Recorded data

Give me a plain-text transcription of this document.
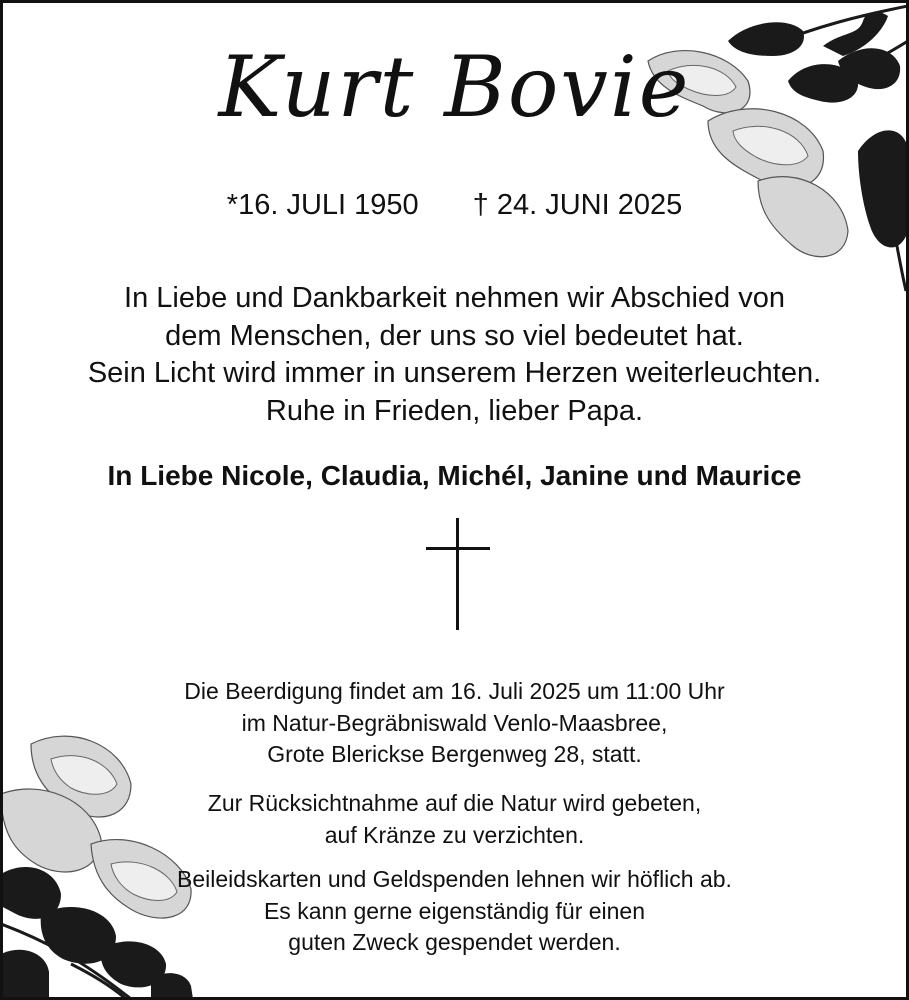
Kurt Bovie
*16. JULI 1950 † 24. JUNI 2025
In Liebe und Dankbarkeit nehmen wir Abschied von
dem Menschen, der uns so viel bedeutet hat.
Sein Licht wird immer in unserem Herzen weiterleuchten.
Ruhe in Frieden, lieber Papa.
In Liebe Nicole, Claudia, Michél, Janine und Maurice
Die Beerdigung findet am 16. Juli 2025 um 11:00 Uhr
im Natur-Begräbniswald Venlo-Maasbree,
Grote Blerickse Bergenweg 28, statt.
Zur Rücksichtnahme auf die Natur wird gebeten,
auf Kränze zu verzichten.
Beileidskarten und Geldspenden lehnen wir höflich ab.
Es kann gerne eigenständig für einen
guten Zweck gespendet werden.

* * *

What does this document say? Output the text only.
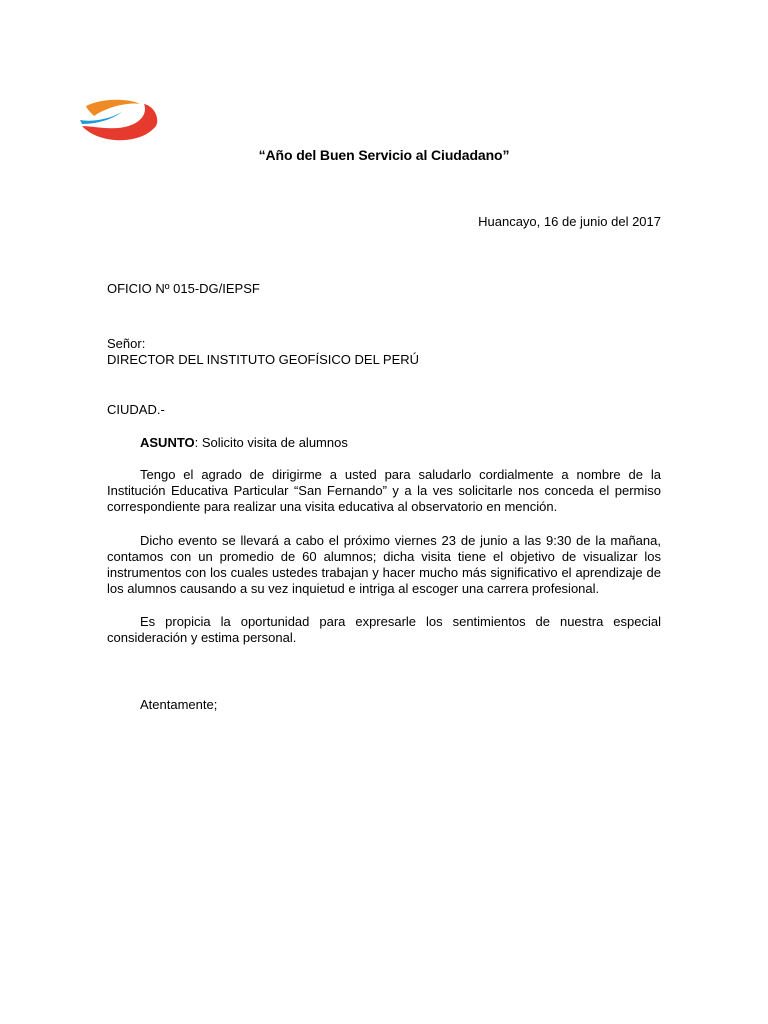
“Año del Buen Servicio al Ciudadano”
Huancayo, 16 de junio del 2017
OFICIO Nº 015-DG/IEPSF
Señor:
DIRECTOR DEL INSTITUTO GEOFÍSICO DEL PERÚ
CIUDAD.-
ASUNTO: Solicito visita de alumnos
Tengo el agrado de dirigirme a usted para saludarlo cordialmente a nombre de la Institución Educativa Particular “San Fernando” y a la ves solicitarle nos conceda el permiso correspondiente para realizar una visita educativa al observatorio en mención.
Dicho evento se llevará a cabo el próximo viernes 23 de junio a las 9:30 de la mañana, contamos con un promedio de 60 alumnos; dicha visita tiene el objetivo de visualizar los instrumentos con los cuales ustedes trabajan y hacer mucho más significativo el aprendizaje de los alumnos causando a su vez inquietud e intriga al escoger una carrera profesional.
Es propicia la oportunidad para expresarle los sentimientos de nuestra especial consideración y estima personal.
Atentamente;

REQUEST: Please list every line of the records that contains "text".

FULL SOLUTION:
Give me a plain-text transcription of this document.
What does this document say? Output the text only.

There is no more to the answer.